◆ **SHORT TASK**
Gather up the lines that contain "name".
* start AVAILABLE DATA *
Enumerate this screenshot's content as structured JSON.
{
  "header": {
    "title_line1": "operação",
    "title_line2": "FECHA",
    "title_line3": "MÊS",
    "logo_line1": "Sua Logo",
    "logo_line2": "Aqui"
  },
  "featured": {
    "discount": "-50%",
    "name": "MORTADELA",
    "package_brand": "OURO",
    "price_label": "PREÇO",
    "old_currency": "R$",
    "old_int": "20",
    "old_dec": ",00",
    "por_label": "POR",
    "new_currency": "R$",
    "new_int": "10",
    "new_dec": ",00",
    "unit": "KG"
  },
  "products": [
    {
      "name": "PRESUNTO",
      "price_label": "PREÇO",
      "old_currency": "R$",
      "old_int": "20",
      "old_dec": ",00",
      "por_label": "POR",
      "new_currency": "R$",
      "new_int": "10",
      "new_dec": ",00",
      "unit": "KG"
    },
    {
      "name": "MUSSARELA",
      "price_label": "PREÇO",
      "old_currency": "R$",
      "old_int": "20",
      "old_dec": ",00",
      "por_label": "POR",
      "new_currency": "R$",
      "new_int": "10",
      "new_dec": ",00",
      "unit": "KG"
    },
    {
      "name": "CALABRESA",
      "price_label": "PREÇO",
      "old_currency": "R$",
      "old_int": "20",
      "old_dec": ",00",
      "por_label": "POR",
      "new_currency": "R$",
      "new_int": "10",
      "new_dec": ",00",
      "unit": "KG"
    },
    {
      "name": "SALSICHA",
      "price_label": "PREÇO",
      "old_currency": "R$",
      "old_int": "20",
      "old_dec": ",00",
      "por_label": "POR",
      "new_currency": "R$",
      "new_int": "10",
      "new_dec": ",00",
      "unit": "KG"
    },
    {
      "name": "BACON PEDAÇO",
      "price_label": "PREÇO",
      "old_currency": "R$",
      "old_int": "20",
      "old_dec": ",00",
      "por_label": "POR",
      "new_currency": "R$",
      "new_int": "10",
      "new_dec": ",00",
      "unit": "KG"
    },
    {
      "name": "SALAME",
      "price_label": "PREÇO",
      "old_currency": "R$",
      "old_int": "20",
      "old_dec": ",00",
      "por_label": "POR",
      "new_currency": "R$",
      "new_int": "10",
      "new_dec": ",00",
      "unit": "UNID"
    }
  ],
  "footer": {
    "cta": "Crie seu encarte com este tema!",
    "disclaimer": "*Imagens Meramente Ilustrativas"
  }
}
* end AVAILABLE DATA *
◆ **SOLUTION TO THIS PROBLEM**
    "name": "MORTADELA",
      "name": "PRESUNTO",
      "name": "MUSSARELA",
      "name": "CALABRESA",
      "name": "SALSICHA",
      "name": "BACON PEDAÇO",
      "name": "SALAME",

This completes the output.